▶ **What is required**: Restate the entries below verbatim.

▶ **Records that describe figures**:
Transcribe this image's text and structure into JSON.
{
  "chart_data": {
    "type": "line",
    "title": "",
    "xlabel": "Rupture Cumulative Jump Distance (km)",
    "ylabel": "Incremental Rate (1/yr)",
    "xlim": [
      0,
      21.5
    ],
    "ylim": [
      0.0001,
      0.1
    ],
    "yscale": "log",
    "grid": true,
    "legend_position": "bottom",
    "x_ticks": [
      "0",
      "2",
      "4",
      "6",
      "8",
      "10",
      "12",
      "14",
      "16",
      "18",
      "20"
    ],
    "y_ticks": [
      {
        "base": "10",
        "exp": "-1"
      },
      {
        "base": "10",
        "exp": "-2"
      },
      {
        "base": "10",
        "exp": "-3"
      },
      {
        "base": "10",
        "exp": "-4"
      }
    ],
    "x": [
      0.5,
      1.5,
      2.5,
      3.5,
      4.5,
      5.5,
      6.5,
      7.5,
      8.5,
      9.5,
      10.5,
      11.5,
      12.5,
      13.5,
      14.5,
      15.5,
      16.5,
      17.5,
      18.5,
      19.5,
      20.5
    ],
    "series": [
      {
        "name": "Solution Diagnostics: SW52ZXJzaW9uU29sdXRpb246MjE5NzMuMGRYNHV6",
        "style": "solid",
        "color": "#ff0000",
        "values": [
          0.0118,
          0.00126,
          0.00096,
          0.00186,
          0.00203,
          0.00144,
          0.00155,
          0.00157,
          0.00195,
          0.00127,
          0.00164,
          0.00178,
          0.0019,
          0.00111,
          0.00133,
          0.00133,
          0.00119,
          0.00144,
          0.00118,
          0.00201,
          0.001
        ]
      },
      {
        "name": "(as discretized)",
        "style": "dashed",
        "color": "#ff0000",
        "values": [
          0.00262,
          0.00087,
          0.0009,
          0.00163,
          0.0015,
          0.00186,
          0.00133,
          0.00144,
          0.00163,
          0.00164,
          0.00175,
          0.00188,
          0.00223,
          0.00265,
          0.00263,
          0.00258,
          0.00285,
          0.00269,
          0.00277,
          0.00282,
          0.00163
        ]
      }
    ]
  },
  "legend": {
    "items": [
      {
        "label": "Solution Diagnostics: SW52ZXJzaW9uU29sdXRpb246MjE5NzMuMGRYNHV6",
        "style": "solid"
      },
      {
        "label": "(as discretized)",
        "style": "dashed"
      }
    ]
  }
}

▶ **Answer to this exercise**:
Transcribe this image's text and structure into JSON.
{
  "chart_data": {
    "type": "line",
    "title": "",
    "xlabel": "Rupture Cumulative Jump Distance (km)",
    "ylabel": "Incremental Rate (1/yr)",
    "xlim": [
      0,
      21.5
    ],
    "ylim": [
      0.0001,
      0.1
    ],
    "yscale": "log",
    "grid": true,
    "legend_position": "bottom",
    "x_ticks": [
      "0",
      "2",
      "4",
      "6",
      "8",
      "10",
      "12",
      "14",
      "16",
      "18",
      "20"
    ],
    "y_ticks": [
      {
        "base": "10",
        "exp": "-1"
      },
      {
        "base": "10",
        "exp": "-2"
      },
      {
        "base": "10",
        "exp": "-3"
      },
      {
        "base": "10",
        "exp": "-4"
      }
    ],
    "x": [
      0.5,
      1.5,
      2.5,
      3.5,
      4.5,
      5.5,
      6.5,
      7.5,
      8.5,
      9.5,
      10.5,
      11.5,
      12.5,
      13.5,
      14.5,
      15.5,
      16.5,
      17.5,
      18.5,
      19.5,
      20.5
    ],
    "series": [
      {
        "name": "Solution Diagnostics: SW52ZXJzaW9uU29sdXRpb246MjE5NzMuMGRYNHV6",
        "style": "solid",
        "color": "#ff0000",
        "values": [
          0.0118,
          0.00126,
          0.00096,
          0.00186,
          0.00203,
          0.00144,
          0.00155,
          0.00157,
          0.00195,
          0.00127,
          0.00164,
          0.00178,
          0.0019,
          0.00111,
          0.00133,
          0.00133,
          0.00119,
          0.00144,
          0.00118,
          0.00201,
          0.001
        ]
      },
      {
        "name": "(as discretized)",
        "style": "dashed",
        "color": "#ff0000",
        "values": [
          0.00262,
          0.00087,
          0.0009,
          0.00163,
          0.0015,
          0.00186,
          0.00133,
          0.00144,
          0.00163,
          0.00164,
          0.00175,
          0.00188,
          0.00223,
          0.00265,
          0.00263,
          0.00258,
          0.00285,
          0.00269,
          0.00277,
          0.00282,
          0.00163
        ]
      }
    ]
  },
  "legend": {
    "items": [
      {
        "label": "Solution Diagnostics: SW52ZXJzaW9uU29sdXRpb246MjE5NzMuMGRYNHV6",
        "style": "solid"
      },
      {
        "label": "(as discretized)",
        "style": "dashed"
      }
    ]
  }
}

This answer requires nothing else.